■ **Objective**: Every entry below must appear again, exactly as written.

■ **Listing**:
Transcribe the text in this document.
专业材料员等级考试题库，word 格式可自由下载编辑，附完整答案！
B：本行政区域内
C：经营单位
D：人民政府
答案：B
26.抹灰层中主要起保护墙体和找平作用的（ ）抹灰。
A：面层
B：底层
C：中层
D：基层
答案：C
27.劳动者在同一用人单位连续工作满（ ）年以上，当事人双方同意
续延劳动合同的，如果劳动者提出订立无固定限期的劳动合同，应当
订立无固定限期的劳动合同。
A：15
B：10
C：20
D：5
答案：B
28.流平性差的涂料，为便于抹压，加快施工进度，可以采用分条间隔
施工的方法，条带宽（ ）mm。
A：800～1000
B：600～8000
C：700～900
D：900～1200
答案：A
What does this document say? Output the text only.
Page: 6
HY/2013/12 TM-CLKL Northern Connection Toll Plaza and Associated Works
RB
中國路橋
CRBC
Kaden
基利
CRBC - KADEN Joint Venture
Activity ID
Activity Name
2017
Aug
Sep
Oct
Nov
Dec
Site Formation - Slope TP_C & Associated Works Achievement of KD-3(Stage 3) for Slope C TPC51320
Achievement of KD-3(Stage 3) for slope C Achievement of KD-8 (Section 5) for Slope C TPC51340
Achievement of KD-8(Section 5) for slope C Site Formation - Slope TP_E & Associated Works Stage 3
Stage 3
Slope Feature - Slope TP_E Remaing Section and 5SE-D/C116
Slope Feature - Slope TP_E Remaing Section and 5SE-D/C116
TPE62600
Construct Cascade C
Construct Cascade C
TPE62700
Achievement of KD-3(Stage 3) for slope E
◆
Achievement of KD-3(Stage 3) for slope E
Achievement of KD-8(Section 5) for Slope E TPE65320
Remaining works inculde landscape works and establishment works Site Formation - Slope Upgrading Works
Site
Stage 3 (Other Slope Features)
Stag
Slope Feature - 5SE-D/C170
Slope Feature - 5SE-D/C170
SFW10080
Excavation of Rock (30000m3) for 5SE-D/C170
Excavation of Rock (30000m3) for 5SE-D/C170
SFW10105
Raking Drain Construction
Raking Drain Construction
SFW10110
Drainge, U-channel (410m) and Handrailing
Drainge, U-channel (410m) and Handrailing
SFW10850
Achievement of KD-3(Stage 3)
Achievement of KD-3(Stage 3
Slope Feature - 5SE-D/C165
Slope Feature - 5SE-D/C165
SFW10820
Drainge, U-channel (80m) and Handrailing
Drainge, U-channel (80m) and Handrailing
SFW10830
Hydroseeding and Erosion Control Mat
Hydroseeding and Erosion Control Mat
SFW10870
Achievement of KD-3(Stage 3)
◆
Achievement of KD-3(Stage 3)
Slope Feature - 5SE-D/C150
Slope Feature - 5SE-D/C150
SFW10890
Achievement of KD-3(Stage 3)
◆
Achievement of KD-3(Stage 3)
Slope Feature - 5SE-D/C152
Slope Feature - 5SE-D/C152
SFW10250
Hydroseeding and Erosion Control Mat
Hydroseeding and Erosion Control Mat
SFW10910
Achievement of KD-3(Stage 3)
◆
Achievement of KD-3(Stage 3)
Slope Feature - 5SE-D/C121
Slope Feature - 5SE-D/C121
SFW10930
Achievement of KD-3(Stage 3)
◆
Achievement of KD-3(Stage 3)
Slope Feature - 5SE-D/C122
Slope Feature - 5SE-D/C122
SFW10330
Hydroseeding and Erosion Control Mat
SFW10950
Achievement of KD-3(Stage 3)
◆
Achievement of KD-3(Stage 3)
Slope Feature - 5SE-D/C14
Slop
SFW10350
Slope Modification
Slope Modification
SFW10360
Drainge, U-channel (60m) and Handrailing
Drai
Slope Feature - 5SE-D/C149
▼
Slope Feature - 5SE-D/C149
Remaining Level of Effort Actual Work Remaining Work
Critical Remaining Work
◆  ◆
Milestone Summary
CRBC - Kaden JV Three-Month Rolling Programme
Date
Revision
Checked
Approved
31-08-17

■ **Written solution**:
Transcribe the text in this document.
专业材料员等级考试题库，word 格式可自由下载编辑，附完整答案！
B：本行政区域内
C：经营单位
D：人民政府
答案：B
26.抹灰层中主要起保护墙体和找平作用的（ ）抹灰。
A：面层
B：底层
C：中层
D：基层
答案：C
27.劳动者在同一用人单位连续工作满（ ）年以上，当事人双方同意
续延劳动合同的，如果劳动者提出订立无固定限期的劳动合同，应当
订立无固定限期的劳动合同。
A：15
B：10
C：20
D：5
答案：B
28.流平性差的涂料，为便于抹压，加快施工进度，可以采用分条间隔
施工的方法，条带宽（ ）mm。
A：800～1000
B：600～8000
C：700～900
D：900～1200
答案：A
What does this document say? Output the text only.
Page: 6
HY/2013/12 TM-CLKL Northern Connection Toll Plaza and Associated Works
RB
中國路橋
CRBC
Kaden
基利
CRBC - KADEN Joint Venture
Activity ID
Activity Name
2017
Aug
Sep
Oct
Nov
Dec
Site Formation - Slope TP_C & Associated Works Achievement of KD-3(Stage 3) for Slope C TPC51320
Achievement of KD-3(Stage 3) for slope C Achievement of KD-8 (Section 5) for Slope C TPC51340
Achievement of KD-8(Section 5) for slope C Site Formation - Slope TP_E & Associated Works Stage 3
Stage 3
Slope Feature - Slope TP_E Remaing Section and 5SE-D/C116
Slope Feature - Slope TP_E Remaing Section and 5SE-D/C116
TPE62600
Construct Cascade C
Construct Cascade C
TPE62700
Achievement of KD-3(Stage 3) for slope E
◆
Achievement of KD-3(Stage 3) for slope E
Achievement of KD-8(Section 5) for Slope E TPE65320
Remaining works inculde landscape works and establishment works Site Formation - Slope Upgrading Works
Site
Stage 3 (Other Slope Features)
Stag
Slope Feature - 5SE-D/C170
Slope Feature - 5SE-D/C170
SFW10080
Excavation of Rock (30000m3) for 5SE-D/C170
Excavation of Rock (30000m3) for 5SE-D/C170
SFW10105
Raking Drain Construction
Raking Drain Construction
SFW10110
Drainge, U-channel (410m) and Handrailing
Drainge, U-channel (410m) and Handrailing
SFW10850
Achievement of KD-3(Stage 3)
Achievement of KD-3(Stage 3
Slope Feature - 5SE-D/C165
Slope Feature - 5SE-D/C165
SFW10820
Drainge, U-channel (80m) and Handrailing
Drainge, U-channel (80m) and Handrailing
SFW10830
Hydroseeding and Erosion Control Mat
Hydroseeding and Erosion Control Mat
SFW10870
Achievement of KD-3(Stage 3)
◆
Achievement of KD-3(Stage 3)
Slope Feature - 5SE-D/C150
Slope Feature - 5SE-D/C150
SFW10890
Achievement of KD-3(Stage 3)
◆
Achievement of KD-3(Stage 3)
Slope Feature - 5SE-D/C152
Slope Feature - 5SE-D/C152
SFW10250
Hydroseeding and Erosion Control Mat
Hydroseeding and Erosion Control Mat
SFW10910
Achievement of KD-3(Stage 3)
◆
Achievement of KD-3(Stage 3)
Slope Feature - 5SE-D/C121
Slope Feature - 5SE-D/C121
SFW10930
Achievement of KD-3(Stage 3)
◆
Achievement of KD-3(Stage 3)
Slope Feature - 5SE-D/C122
Slope Feature - 5SE-D/C122
SFW10330
Hydroseeding and Erosion Control Mat
SFW10950
Achievement of KD-3(Stage 3)
◆
Achievement of KD-3(Stage 3)
Slope Feature - 5SE-D/C14
Slop
SFW10350
Slope Modification
Slope Modification
SFW10360
Drainge, U-channel (60m) and Handrailing
Drai
Slope Feature - 5SE-D/C149
▼
Slope Feature - 5SE-D/C149
Remaining Level of Effort Actual Work Remaining Work
Critical Remaining Work
◆  ◆
Milestone Summary
CRBC - Kaden JV Three-Month Rolling Programme
Date
Revision
Checked
Approved
31-08-17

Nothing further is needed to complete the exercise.